Report all lines of the data below that hold the word "received".

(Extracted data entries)
· · · · · · ·

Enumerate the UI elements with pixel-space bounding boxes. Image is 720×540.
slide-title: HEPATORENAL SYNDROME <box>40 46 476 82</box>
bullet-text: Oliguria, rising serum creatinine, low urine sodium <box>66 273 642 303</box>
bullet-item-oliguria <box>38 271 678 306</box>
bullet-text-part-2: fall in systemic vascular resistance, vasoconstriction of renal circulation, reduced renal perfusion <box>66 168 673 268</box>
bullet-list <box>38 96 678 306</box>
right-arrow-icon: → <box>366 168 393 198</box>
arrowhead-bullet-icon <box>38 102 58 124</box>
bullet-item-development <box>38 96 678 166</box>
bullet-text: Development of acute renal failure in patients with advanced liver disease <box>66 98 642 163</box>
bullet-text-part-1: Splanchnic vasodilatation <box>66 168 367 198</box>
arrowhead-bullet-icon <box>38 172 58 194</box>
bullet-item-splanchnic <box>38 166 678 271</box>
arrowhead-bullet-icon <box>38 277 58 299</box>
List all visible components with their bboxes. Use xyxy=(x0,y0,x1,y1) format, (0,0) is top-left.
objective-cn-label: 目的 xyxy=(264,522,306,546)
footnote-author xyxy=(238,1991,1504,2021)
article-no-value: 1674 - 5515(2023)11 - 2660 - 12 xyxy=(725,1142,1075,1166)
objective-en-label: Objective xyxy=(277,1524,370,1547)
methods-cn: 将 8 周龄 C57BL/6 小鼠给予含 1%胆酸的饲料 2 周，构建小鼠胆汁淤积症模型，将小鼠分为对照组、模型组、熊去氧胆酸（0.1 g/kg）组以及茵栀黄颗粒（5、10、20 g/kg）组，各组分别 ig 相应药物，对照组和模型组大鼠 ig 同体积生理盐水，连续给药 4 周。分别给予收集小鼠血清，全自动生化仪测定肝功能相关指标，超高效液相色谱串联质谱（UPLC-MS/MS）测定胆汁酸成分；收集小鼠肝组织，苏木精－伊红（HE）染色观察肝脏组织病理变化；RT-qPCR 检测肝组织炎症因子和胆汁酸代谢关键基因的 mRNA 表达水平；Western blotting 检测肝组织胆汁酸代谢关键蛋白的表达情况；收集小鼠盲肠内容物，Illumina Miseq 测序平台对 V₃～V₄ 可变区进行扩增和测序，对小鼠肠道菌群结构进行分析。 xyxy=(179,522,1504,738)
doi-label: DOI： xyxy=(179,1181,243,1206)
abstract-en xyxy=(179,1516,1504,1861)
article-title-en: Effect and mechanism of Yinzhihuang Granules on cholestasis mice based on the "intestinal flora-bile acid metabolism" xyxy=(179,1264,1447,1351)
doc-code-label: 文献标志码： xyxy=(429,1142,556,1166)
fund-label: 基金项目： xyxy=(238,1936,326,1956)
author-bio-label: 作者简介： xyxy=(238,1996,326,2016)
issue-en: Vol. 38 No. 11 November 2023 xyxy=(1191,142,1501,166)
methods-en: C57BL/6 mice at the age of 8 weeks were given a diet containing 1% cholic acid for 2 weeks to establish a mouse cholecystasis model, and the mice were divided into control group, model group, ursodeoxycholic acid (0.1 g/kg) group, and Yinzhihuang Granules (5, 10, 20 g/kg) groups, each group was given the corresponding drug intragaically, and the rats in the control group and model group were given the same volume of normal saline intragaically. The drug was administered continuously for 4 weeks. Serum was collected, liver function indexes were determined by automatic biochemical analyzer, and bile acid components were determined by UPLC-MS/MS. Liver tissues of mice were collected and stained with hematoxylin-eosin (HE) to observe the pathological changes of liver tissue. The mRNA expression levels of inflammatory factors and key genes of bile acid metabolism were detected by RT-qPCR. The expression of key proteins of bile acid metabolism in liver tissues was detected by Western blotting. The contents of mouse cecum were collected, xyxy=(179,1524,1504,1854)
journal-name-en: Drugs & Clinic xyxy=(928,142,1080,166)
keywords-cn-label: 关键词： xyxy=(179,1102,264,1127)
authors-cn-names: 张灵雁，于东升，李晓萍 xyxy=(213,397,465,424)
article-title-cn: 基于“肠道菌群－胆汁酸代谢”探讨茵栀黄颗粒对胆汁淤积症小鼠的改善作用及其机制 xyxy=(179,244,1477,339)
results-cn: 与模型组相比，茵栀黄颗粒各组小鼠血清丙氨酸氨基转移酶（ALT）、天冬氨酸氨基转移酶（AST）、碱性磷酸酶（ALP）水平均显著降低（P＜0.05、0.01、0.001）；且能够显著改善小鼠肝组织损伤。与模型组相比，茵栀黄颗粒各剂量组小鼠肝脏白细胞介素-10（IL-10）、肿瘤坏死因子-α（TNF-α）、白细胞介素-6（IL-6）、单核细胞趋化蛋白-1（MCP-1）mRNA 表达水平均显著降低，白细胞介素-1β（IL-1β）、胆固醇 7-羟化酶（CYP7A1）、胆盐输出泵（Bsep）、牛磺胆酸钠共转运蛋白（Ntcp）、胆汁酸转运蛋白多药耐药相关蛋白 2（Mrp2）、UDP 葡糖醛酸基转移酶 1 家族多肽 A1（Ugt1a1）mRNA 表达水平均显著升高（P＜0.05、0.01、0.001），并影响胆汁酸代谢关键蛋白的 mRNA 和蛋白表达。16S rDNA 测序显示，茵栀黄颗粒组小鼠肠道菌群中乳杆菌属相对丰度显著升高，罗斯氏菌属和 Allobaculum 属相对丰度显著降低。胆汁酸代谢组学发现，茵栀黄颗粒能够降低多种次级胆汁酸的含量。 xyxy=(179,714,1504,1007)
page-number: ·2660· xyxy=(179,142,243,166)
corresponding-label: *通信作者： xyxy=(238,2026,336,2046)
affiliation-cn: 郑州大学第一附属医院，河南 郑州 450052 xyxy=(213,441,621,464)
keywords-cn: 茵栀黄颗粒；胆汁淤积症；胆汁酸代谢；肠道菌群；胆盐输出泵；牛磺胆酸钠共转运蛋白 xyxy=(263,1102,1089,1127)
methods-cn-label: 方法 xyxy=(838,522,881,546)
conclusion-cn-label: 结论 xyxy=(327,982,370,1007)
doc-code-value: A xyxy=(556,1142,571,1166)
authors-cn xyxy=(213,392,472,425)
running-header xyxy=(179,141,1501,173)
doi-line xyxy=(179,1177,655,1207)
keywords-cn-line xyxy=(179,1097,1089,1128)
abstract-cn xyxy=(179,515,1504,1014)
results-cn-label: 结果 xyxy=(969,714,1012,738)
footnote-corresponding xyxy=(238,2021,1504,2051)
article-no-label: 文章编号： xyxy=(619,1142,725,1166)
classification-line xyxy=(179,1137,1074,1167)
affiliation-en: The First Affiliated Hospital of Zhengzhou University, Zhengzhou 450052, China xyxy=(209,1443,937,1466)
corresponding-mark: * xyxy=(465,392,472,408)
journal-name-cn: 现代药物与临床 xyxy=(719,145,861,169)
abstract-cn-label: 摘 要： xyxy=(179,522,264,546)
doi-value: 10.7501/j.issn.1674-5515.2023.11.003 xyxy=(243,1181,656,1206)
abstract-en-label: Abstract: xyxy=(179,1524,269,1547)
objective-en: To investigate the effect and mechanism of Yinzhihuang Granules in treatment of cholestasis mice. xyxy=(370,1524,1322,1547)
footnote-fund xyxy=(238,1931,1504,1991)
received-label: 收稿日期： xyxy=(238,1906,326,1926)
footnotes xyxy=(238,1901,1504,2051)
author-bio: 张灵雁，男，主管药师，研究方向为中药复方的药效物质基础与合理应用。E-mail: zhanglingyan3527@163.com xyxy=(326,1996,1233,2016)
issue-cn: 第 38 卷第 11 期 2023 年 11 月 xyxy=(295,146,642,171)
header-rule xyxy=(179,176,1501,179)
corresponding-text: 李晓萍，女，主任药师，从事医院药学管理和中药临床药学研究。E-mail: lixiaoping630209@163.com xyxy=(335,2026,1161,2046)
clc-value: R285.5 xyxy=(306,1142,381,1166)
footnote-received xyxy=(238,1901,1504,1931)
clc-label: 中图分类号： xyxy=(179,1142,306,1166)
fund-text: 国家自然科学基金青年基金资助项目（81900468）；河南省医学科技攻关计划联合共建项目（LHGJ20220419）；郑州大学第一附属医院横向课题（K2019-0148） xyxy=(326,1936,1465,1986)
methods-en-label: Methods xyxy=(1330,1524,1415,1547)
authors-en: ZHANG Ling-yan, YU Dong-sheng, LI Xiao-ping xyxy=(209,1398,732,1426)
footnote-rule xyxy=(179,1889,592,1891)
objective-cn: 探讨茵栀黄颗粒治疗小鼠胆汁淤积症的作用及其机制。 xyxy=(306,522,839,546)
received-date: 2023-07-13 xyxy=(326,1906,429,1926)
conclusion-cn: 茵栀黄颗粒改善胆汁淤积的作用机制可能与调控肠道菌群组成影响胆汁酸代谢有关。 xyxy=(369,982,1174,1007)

· · · · · · ·

» **Exercise solution**:
received-label: 收稿日期： xyxy=(238,1906,326,1926)
footnote-received xyxy=(238,1901,1504,1931)
received-date: 2023-07-13 xyxy=(326,1906,429,1926)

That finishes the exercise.